Data in this exercise =
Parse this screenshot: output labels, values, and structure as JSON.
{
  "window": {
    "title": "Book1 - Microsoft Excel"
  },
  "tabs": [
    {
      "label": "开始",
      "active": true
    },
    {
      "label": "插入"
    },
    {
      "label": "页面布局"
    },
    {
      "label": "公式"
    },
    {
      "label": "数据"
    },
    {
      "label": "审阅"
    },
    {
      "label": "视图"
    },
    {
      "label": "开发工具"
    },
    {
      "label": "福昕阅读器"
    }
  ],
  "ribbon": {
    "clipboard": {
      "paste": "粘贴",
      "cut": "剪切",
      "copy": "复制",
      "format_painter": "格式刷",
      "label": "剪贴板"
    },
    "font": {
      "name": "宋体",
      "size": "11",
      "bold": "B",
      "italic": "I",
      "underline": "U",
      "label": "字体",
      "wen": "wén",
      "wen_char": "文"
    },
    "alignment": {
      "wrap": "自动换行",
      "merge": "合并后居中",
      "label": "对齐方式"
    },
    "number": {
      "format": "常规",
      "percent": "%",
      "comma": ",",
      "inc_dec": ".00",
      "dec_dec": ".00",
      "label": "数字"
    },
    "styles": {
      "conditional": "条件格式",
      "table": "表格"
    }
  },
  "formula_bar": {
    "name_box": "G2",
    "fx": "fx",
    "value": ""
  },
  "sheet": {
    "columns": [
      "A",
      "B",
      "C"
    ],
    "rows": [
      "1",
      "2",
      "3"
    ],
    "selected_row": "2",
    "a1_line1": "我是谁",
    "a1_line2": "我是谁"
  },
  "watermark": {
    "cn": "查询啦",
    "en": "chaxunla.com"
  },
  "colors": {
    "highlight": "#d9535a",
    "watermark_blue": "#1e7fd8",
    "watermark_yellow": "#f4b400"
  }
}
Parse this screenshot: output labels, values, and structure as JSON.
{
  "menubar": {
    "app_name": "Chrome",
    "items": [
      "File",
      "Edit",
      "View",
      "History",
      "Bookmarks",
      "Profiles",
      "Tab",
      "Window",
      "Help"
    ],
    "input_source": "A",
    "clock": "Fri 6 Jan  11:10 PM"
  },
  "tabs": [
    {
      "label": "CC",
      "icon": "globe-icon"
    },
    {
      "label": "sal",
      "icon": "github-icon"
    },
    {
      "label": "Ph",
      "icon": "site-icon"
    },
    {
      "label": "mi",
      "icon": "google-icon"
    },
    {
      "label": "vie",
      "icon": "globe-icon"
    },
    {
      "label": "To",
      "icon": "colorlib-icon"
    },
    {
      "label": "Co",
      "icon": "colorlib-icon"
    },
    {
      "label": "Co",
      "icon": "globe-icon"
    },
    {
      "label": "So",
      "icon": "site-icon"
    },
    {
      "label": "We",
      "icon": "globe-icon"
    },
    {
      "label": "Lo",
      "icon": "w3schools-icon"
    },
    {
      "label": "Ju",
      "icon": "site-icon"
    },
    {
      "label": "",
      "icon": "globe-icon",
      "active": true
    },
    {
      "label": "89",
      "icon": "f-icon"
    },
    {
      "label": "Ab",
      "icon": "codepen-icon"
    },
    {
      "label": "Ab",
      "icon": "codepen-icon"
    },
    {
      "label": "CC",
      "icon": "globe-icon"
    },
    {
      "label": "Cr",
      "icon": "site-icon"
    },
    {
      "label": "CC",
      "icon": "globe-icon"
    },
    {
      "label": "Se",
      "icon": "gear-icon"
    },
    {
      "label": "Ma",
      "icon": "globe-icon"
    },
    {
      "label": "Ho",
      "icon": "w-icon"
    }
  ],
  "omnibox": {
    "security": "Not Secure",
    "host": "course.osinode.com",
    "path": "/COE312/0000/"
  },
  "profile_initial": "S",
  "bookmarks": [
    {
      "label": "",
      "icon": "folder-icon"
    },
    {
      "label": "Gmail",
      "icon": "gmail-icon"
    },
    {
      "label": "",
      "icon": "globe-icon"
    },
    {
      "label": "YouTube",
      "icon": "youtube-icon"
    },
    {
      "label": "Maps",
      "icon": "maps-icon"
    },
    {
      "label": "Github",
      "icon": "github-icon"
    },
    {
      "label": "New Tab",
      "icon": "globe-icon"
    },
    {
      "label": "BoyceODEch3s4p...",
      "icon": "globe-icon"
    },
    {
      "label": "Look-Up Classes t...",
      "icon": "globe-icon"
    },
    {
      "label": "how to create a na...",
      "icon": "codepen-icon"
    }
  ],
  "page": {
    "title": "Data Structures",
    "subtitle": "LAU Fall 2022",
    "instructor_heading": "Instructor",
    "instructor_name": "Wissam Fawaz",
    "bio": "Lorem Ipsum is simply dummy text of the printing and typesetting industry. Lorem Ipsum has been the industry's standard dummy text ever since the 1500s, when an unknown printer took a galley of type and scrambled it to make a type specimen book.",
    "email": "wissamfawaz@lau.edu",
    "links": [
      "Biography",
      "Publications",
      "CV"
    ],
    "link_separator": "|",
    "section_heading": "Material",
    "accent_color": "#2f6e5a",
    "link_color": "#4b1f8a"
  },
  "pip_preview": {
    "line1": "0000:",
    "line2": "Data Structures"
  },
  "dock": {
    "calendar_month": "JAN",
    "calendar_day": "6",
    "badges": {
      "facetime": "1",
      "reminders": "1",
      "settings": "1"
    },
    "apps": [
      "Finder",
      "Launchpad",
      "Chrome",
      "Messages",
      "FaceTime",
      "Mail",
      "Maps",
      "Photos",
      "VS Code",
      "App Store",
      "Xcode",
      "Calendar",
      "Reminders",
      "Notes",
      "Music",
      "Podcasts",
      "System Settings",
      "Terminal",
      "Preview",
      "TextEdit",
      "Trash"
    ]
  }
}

Work required = Repeat the material above in full, exactly as it stands.

Worked answer =
Parse this screenshot: output labels, values, and structure as JSON.
{
  "window": {
    "title": "Book1 - Microsoft Excel"
  },
  "tabs": [
    {
      "label": "开始",
      "active": true
    },
    {
      "label": "插入"
    },
    {
      "label": "页面布局"
    },
    {
      "label": "公式"
    },
    {
      "label": "数据"
    },
    {
      "label": "审阅"
    },
    {
      "label": "视图"
    },
    {
      "label": "开发工具"
    },
    {
      "label": "福昕阅读器"
    }
  ],
  "ribbon": {
    "clipboard": {
      "paste": "粘贴",
      "cut": "剪切",
      "copy": "复制",
      "format_painter": "格式刷",
      "label": "剪贴板"
    },
    "font": {
      "name": "宋体",
      "size": "11",
      "bold": "B",
      "italic": "I",
      "underline": "U",
      "label": "字体",
      "wen": "wén",
      "wen_char": "文"
    },
    "alignment": {
      "wrap": "自动换行",
      "merge": "合并后居中",
      "label": "对齐方式"
    },
    "number": {
      "format": "常规",
      "percent": "%",
      "comma": ",",
      "inc_dec": ".00",
      "dec_dec": ".00",
      "label": "数字"
    },
    "styles": {
      "conditional": "条件格式",
      "table": "表格"
    }
  },
  "formula_bar": {
    "name_box": "G2",
    "fx": "fx",
    "value": ""
  },
  "sheet": {
    "columns": [
      "A",
      "B",
      "C"
    ],
    "rows": [
      "1",
      "2",
      "3"
    ],
    "selected_row": "2",
    "a1_line1": "我是谁",
    "a1_line2": "我是谁"
  },
  "watermark": {
    "cn": "查询啦",
    "en": "chaxunla.com"
  },
  "colors": {
    "highlight": "#d9535a",
    "watermark_blue": "#1e7fd8",
    "watermark_yellow": "#f4b400"
  }
}
Parse this screenshot: output labels, values, and structure as JSON.
{
  "menubar": {
    "app_name": "Chrome",
    "items": [
      "File",
      "Edit",
      "View",
      "History",
      "Bookmarks",
      "Profiles",
      "Tab",
      "Window",
      "Help"
    ],
    "input_source": "A",
    "clock": "Fri 6 Jan  11:10 PM"
  },
  "tabs": [
    {
      "label": "CC",
      "icon": "globe-icon"
    },
    {
      "label": "sal",
      "icon": "github-icon"
    },
    {
      "label": "Ph",
      "icon": "site-icon"
    },
    {
      "label": "mi",
      "icon": "google-icon"
    },
    {
      "label": "vie",
      "icon": "globe-icon"
    },
    {
      "label": "To",
      "icon": "colorlib-icon"
    },
    {
      "label": "Co",
      "icon": "colorlib-icon"
    },
    {
      "label": "Co",
      "icon": "globe-icon"
    },
    {
      "label": "So",
      "icon": "site-icon"
    },
    {
      "label": "We",
      "icon": "globe-icon"
    },
    {
      "label": "Lo",
      "icon": "w3schools-icon"
    },
    {
      "label": "Ju",
      "icon": "site-icon"
    },
    {
      "label": "",
      "icon": "globe-icon",
      "active": true
    },
    {
      "label": "89",
      "icon": "f-icon"
    },
    {
      "label": "Ab",
      "icon": "codepen-icon"
    },
    {
      "label": "Ab",
      "icon": "codepen-icon"
    },
    {
      "label": "CC",
      "icon": "globe-icon"
    },
    {
      "label": "Cr",
      "icon": "site-icon"
    },
    {
      "label": "CC",
      "icon": "globe-icon"
    },
    {
      "label": "Se",
      "icon": "gear-icon"
    },
    {
      "label": "Ma",
      "icon": "globe-icon"
    },
    {
      "label": "Ho",
      "icon": "w-icon"
    }
  ],
  "omnibox": {
    "security": "Not Secure",
    "host": "course.osinode.com",
    "path": "/COE312/0000/"
  },
  "profile_initial": "S",
  "bookmarks": [
    {
      "label": "",
      "icon": "folder-icon"
    },
    {
      "label": "Gmail",
      "icon": "gmail-icon"
    },
    {
      "label": "",
      "icon": "globe-icon"
    },
    {
      "label": "YouTube",
      "icon": "youtube-icon"
    },
    {
      "label": "Maps",
      "icon": "maps-icon"
    },
    {
      "label": "Github",
      "icon": "github-icon"
    },
    {
      "label": "New Tab",
      "icon": "globe-icon"
    },
    {
      "label": "BoyceODEch3s4p...",
      "icon": "globe-icon"
    },
    {
      "label": "Look-Up Classes t...",
      "icon": "globe-icon"
    },
    {
      "label": "how to create a na...",
      "icon": "codepen-icon"
    }
  ],
  "page": {
    "title": "Data Structures",
    "subtitle": "LAU Fall 2022",
    "instructor_heading": "Instructor",
    "instructor_name": "Wissam Fawaz",
    "bio": "Lorem Ipsum is simply dummy text of the printing and typesetting industry. Lorem Ipsum has been the industry's standard dummy text ever since the 1500s, when an unknown printer took a galley of type and scrambled it to make a type specimen book.",
    "email": "wissamfawaz@lau.edu",
    "links": [
      "Biography",
      "Publications",
      "CV"
    ],
    "link_separator": "|",
    "section_heading": "Material",
    "accent_color": "#2f6e5a",
    "link_color": "#4b1f8a"
  },
  "pip_preview": {
    "line1": "0000:",
    "line2": "Data Structures"
  },
  "dock": {
    "calendar_month": "JAN",
    "calendar_day": "6",
    "badges": {
      "facetime": "1",
      "reminders": "1",
      "settings": "1"
    },
    "apps": [
      "Finder",
      "Launchpad",
      "Chrome",
      "Messages",
      "FaceTime",
      "Mail",
      "Maps",
      "Photos",
      "VS Code",
      "App Store",
      "Xcode",
      "Calendar",
      "Reminders",
      "Notes",
      "Music",
      "Podcasts",
      "System Settings",
      "Terminal",
      "Preview",
      "TextEdit",
      "Trash"
    ]
  }
}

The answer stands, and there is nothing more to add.